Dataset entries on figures
________
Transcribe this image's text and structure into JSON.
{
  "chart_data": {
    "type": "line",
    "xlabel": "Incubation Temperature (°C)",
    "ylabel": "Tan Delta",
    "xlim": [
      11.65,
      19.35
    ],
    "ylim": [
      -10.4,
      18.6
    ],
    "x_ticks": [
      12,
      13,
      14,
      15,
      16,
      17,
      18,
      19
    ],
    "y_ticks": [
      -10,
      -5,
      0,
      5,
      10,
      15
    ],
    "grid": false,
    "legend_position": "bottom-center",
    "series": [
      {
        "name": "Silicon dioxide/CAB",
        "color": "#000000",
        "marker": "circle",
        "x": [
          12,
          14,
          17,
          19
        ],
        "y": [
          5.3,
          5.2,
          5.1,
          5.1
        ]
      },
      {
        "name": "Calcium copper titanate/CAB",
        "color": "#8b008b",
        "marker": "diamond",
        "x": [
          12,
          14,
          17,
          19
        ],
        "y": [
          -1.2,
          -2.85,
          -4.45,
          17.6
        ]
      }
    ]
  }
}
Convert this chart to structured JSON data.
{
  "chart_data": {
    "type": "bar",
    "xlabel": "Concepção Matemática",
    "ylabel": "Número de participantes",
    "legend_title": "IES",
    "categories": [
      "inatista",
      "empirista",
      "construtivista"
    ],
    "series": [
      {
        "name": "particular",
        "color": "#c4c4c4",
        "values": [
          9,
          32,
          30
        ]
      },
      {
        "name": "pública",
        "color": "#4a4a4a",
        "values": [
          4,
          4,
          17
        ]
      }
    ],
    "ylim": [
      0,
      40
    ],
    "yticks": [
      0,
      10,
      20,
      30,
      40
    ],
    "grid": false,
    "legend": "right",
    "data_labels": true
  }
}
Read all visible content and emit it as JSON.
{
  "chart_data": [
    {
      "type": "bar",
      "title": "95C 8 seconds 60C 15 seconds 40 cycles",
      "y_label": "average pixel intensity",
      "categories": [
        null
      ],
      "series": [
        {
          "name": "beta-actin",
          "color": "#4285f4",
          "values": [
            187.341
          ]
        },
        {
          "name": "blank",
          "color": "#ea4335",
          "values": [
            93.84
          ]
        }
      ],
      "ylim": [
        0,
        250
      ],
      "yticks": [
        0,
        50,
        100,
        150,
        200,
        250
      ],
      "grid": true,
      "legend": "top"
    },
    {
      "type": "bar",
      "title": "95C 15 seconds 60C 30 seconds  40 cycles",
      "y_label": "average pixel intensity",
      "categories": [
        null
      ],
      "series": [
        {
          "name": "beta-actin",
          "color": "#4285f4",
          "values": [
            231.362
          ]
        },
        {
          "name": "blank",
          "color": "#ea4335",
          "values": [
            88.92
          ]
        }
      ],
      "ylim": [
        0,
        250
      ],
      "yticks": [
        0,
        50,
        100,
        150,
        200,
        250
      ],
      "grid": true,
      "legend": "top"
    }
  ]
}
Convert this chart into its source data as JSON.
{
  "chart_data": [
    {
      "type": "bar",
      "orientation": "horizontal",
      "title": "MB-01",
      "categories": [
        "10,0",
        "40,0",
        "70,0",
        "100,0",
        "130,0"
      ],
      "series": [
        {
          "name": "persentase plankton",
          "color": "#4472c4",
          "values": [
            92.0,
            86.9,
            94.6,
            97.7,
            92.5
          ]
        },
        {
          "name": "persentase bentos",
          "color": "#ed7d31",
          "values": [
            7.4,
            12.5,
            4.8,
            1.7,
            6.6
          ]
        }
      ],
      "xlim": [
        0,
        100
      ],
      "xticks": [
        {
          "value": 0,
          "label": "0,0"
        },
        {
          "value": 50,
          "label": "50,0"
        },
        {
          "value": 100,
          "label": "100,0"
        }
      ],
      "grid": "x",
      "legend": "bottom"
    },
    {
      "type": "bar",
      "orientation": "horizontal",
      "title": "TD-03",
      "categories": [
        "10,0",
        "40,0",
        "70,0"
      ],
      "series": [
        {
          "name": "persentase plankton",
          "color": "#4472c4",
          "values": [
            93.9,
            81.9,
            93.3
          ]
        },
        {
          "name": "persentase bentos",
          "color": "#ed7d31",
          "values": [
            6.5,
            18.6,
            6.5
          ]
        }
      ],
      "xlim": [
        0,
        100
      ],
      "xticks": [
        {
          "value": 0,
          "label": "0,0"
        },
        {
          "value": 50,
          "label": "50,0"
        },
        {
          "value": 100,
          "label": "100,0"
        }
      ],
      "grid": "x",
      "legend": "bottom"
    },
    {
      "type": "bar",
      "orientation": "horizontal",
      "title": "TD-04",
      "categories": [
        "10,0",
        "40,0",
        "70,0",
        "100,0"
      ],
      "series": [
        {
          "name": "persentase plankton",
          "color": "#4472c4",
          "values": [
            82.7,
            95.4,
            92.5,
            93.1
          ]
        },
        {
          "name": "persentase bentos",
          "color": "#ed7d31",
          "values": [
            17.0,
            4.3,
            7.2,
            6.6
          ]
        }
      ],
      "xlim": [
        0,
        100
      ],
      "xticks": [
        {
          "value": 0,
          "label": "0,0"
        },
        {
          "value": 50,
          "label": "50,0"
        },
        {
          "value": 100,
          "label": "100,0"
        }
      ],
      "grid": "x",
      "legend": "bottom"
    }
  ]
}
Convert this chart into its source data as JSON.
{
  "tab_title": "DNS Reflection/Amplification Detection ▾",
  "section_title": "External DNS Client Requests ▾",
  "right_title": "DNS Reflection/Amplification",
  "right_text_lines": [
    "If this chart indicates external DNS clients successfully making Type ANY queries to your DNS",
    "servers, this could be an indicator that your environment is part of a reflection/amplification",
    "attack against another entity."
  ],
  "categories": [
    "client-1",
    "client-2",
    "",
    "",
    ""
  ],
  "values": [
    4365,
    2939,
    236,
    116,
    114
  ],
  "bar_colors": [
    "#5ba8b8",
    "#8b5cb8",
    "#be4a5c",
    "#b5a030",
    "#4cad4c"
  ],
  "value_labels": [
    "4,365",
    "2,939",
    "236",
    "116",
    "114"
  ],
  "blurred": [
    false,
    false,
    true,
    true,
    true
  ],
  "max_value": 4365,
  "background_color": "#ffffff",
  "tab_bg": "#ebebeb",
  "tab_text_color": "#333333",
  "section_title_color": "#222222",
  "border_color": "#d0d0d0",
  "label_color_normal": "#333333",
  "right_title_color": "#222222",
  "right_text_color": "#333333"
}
________
Write out every entry above, word for word.

Transcribe this image's text and structure into JSON.
{
  "chart_data": {
    "type": "line",
    "xlabel": "Incubation Temperature (°C)",
    "ylabel": "Tan Delta",
    "xlim": [
      11.65,
      19.35
    ],
    "ylim": [
      -10.4,
      18.6
    ],
    "x_ticks": [
      12,
      13,
      14,
      15,
      16,
      17,
      18,
      19
    ],
    "y_ticks": [
      -10,
      -5,
      0,
      5,
      10,
      15
    ],
    "grid": false,
    "legend_position": "bottom-center",
    "series": [
      {
        "name": "Silicon dioxide/CAB",
        "color": "#000000",
        "marker": "circle",
        "x": [
          12,
          14,
          17,
          19
        ],
        "y": [
          5.3,
          5.2,
          5.1,
          5.1
        ]
      },
      {
        "name": "Calcium copper titanate/CAB",
        "color": "#8b008b",
        "marker": "diamond",
        "x": [
          12,
          14,
          17,
          19
        ],
        "y": [
          -1.2,
          -2.85,
          -4.45,
          17.6
        ]
      }
    ]
  }
}
Convert this chart to structured JSON data.
{
  "chart_data": {
    "type": "bar",
    "xlabel": "Concepção Matemática",
    "ylabel": "Número de participantes",
    "legend_title": "IES",
    "categories": [
      "inatista",
      "empirista",
      "construtivista"
    ],
    "series": [
      {
        "name": "particular",
        "color": "#c4c4c4",
        "values": [
          9,
          32,
          30
        ]
      },
      {
        "name": "pública",
        "color": "#4a4a4a",
        "values": [
          4,
          4,
          17
        ]
      }
    ],
    "ylim": [
      0,
      40
    ],
    "yticks": [
      0,
      10,
      20,
      30,
      40
    ],
    "grid": false,
    "legend": "right",
    "data_labels": true
  }
}
Read all visible content and emit it as JSON.
{
  "chart_data": [
    {
      "type": "bar",
      "title": "95C 8 seconds 60C 15 seconds 40 cycles",
      "y_label": "average pixel intensity",
      "categories": [
        null
      ],
      "series": [
        {
          "name": "beta-actin",
          "color": "#4285f4",
          "values": [
            187.341
          ]
        },
        {
          "name": "blank",
          "color": "#ea4335",
          "values": [
            93.84
          ]
        }
      ],
      "ylim": [
        0,
        250
      ],
      "yticks": [
        0,
        50,
        100,
        150,
        200,
        250
      ],
      "grid": true,
      "legend": "top"
    },
    {
      "type": "bar",
      "title": "95C 15 seconds 60C 30 seconds  40 cycles",
      "y_label": "average pixel intensity",
      "categories": [
        null
      ],
      "series": [
        {
          "name": "beta-actin",
          "color": "#4285f4",
          "values": [
            231.362
          ]
        },
        {
          "name": "blank",
          "color": "#ea4335",
          "values": [
            88.92
          ]
        }
      ],
      "ylim": [
        0,
        250
      ],
      "yticks": [
        0,
        50,
        100,
        150,
        200,
        250
      ],
      "grid": true,
      "legend": "top"
    }
  ]
}
Convert this chart into its source data as JSON.
{
  "chart_data": [
    {
      "type": "bar",
      "orientation": "horizontal",
      "title": "MB-01",
      "categories": [
        "10,0",
        "40,0",
        "70,0",
        "100,0",
        "130,0"
      ],
      "series": [
        {
          "name": "persentase plankton",
          "color": "#4472c4",
          "values": [
            92.0,
            86.9,
            94.6,
            97.7,
            92.5
          ]
        },
        {
          "name": "persentase bentos",
          "color": "#ed7d31",
          "values": [
            7.4,
            12.5,
            4.8,
            1.7,
            6.6
          ]
        }
      ],
      "xlim": [
        0,
        100
      ],
      "xticks": [
        {
          "value": 0,
          "label": "0,0"
        },
        {
          "value": 50,
          "label": "50,0"
        },
        {
          "value": 100,
          "label": "100,0"
        }
      ],
      "grid": "x",
      "legend": "bottom"
    },
    {
      "type": "bar",
      "orientation": "horizontal",
      "title": "TD-03",
      "categories": [
        "10,0",
        "40,0",
        "70,0"
      ],
      "series": [
        {
          "name": "persentase plankton",
          "color": "#4472c4",
          "values": [
            93.9,
            81.9,
            93.3
          ]
        },
        {
          "name": "persentase bentos",
          "color": "#ed7d31",
          "values": [
            6.5,
            18.6,
            6.5
          ]
        }
      ],
      "xlim": [
        0,
        100
      ],
      "xticks": [
        {
          "value": 0,
          "label": "0,0"
        },
        {
          "value": 50,
          "label": "50,0"
        },
        {
          "value": 100,
          "label": "100,0"
        }
      ],
      "grid": "x",
      "legend": "bottom"
    },
    {
      "type": "bar",
      "orientation": "horizontal",
      "title": "TD-04",
      "categories": [
        "10,0",
        "40,0",
        "70,0",
        "100,0"
      ],
      "series": [
        {
          "name": "persentase plankton",
          "color": "#4472c4",
          "values": [
            82.7,
            95.4,
            92.5,
            93.1
          ]
        },
        {
          "name": "persentase bentos",
          "color": "#ed7d31",
          "values": [
            17.0,
            4.3,
            7.2,
            6.6
          ]
        }
      ],
      "xlim": [
        0,
        100
      ],
      "xticks": [
        {
          "value": 0,
          "label": "0,0"
        },
        {
          "value": 50,
          "label": "50,0"
        },
        {
          "value": 100,
          "label": "100,0"
        }
      ],
      "grid": "x",
      "legend": "bottom"
    }
  ]
}
Convert this chart into its source data as JSON.
{
  "tab_title": "DNS Reflection/Amplification Detection ▾",
  "section_title": "External DNS Client Requests ▾",
  "right_title": "DNS Reflection/Amplification",
  "right_text_lines": [
    "If this chart indicates external DNS clients successfully making Type ANY queries to your DNS",
    "servers, this could be an indicator that your environment is part of a reflection/amplification",
    "attack against another entity."
  ],
  "categories": [
    "client-1",
    "client-2",
    "",
    "",
    ""
  ],
  "values": [
    4365,
    2939,
    236,
    116,
    114
  ],
  "bar_colors": [
    "#5ba8b8",
    "#8b5cb8",
    "#be4a5c",
    "#b5a030",
    "#4cad4c"
  ],
  "value_labels": [
    "4,365",
    "2,939",
    "236",
    "116",
    "114"
  ],
  "blurred": [
    false,
    false,
    true,
    true,
    true
  ],
  "max_value": 4365,
  "background_color": "#ffffff",
  "tab_bg": "#ebebeb",
  "tab_text_color": "#333333",
  "section_title_color": "#222222",
  "border_color": "#d0d0d0",
  "label_color_normal": "#333333",
  "right_title_color": "#222222",
  "right_text_color": "#333333"
}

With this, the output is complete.